#### [Task goal]
Count the lines in the data below where the string "whole" occurs, please, and give the number alone.

── Data rows ──

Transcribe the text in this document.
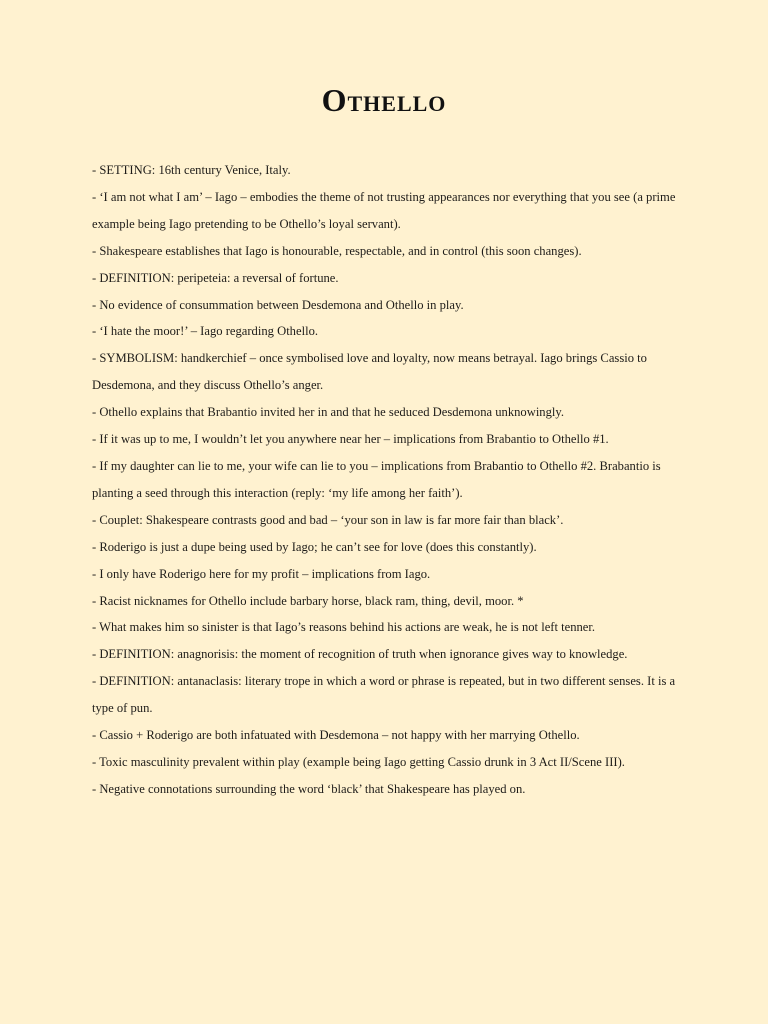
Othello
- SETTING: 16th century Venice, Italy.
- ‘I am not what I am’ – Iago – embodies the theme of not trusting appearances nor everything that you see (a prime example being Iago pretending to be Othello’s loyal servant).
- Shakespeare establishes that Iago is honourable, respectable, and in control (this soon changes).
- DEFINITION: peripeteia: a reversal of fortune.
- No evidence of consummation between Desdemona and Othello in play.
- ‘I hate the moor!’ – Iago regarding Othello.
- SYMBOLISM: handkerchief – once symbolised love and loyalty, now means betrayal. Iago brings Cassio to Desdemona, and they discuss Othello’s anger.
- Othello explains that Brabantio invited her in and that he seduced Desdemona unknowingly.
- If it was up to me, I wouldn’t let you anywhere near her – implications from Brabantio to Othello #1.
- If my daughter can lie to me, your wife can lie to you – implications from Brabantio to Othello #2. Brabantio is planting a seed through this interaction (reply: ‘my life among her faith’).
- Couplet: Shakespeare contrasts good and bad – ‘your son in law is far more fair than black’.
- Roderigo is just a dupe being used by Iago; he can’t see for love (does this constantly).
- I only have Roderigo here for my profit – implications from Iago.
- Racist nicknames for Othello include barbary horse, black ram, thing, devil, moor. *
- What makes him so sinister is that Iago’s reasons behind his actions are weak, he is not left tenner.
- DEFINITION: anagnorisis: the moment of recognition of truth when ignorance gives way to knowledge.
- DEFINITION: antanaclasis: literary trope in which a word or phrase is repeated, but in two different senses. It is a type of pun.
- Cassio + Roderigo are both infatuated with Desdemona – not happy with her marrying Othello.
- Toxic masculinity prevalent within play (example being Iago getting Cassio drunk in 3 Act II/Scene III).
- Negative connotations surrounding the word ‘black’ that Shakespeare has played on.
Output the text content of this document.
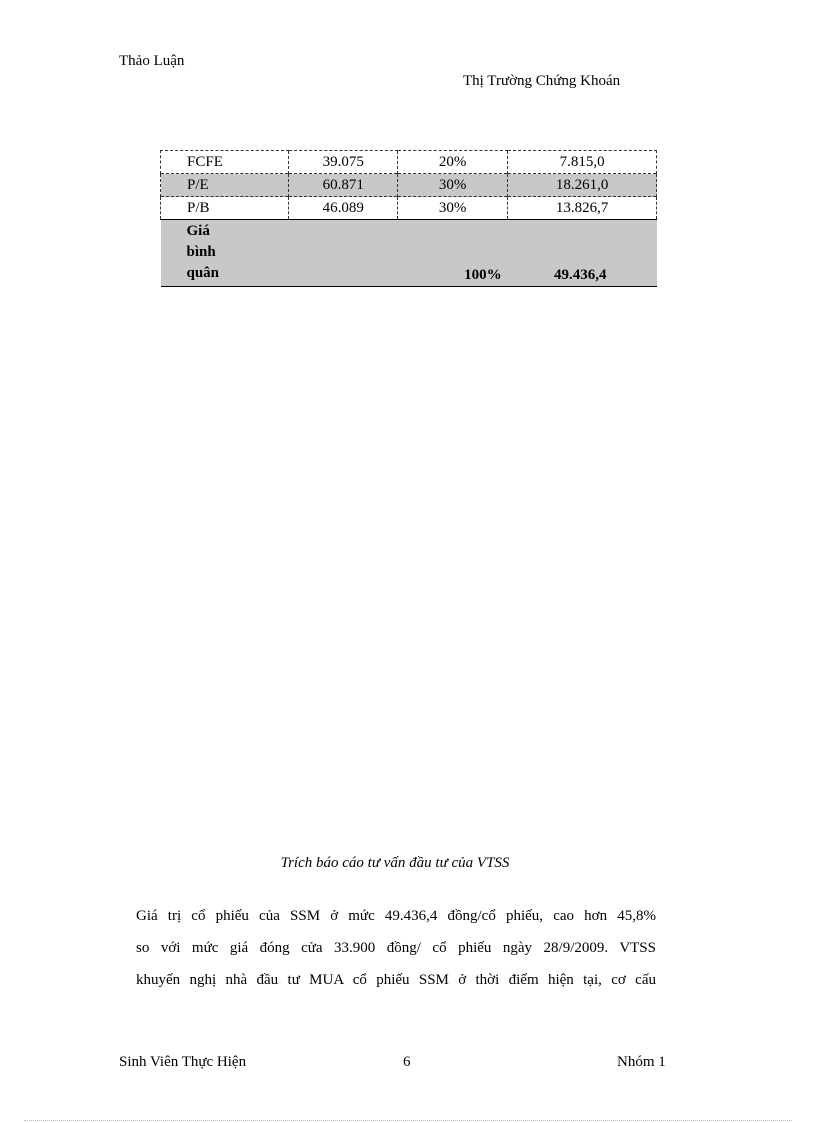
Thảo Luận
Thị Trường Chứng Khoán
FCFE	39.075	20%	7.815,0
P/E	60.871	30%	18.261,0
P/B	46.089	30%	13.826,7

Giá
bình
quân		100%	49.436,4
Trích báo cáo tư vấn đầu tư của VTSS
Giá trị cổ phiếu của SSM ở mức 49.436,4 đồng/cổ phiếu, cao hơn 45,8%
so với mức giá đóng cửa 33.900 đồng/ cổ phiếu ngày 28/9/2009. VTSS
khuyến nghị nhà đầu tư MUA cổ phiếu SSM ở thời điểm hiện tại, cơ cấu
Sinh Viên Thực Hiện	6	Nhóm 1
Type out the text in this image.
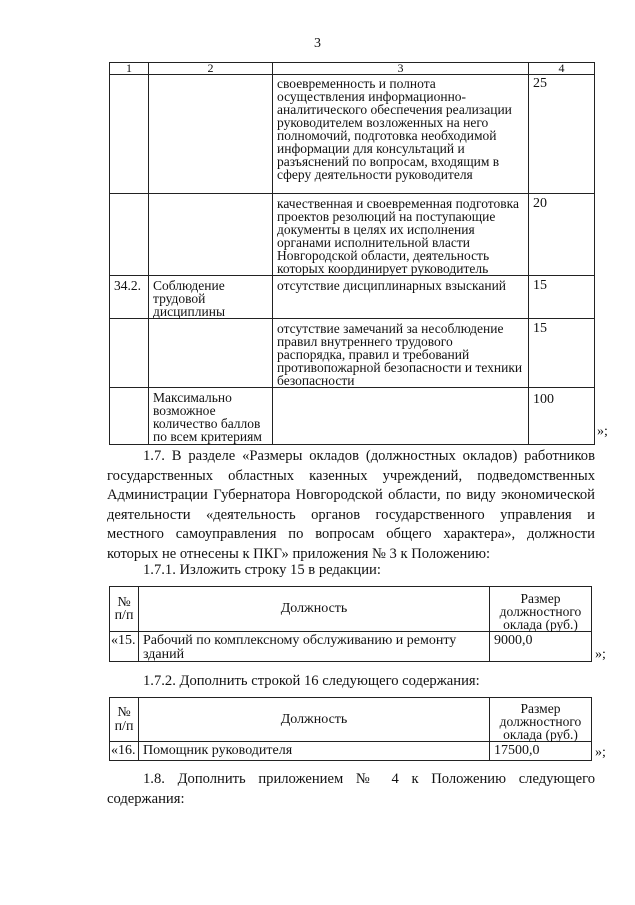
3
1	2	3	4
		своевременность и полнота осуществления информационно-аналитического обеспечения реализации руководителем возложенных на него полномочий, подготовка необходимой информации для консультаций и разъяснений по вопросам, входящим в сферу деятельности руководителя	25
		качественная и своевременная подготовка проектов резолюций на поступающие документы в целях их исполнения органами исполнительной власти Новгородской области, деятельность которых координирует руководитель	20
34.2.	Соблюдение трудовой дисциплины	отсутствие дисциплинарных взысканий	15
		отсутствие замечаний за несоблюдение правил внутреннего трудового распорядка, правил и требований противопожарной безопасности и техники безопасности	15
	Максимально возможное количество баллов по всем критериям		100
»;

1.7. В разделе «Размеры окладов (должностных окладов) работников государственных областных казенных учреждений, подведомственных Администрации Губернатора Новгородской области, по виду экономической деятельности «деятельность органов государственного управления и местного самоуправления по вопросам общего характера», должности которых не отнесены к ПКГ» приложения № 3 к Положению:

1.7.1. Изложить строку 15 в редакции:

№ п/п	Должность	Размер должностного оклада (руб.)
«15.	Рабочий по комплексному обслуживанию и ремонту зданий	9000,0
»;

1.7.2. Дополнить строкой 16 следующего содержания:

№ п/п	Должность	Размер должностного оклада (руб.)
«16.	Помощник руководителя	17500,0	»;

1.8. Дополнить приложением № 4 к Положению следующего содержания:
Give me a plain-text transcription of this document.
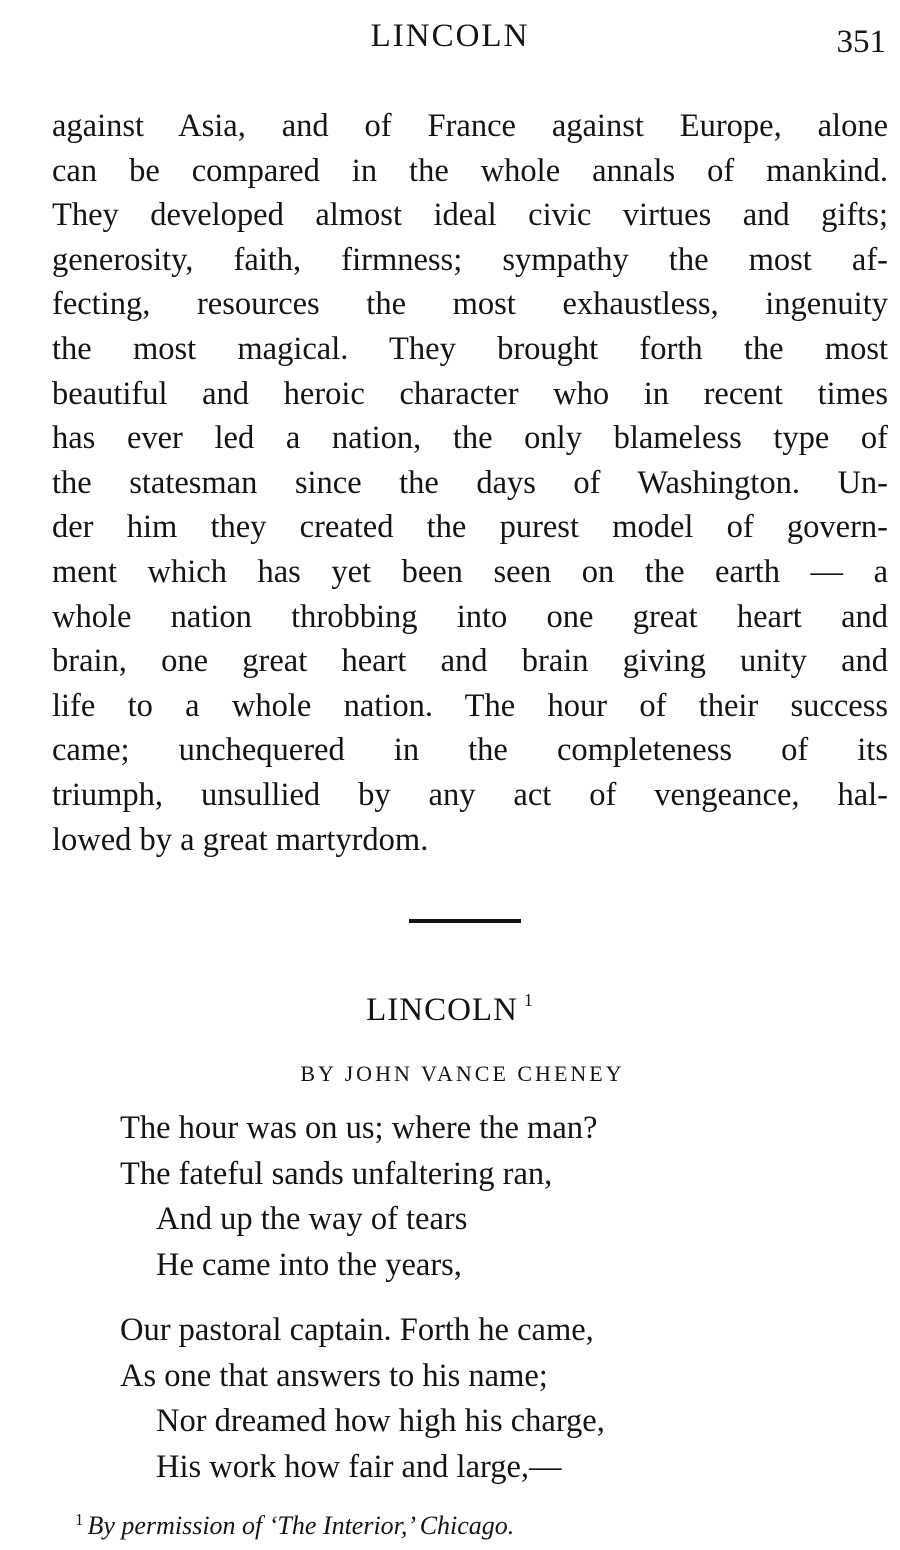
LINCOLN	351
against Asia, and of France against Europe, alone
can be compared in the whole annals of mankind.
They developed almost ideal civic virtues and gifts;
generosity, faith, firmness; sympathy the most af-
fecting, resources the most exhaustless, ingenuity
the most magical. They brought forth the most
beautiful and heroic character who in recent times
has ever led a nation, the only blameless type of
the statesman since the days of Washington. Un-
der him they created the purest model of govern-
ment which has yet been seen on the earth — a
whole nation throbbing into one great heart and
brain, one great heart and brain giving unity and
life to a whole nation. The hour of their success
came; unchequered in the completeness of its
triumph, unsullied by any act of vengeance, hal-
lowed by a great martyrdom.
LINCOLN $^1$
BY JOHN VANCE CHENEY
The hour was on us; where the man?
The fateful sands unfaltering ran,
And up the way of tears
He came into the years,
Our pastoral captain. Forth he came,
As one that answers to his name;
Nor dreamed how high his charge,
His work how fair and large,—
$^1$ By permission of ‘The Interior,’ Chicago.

───

#### [Task solution]
3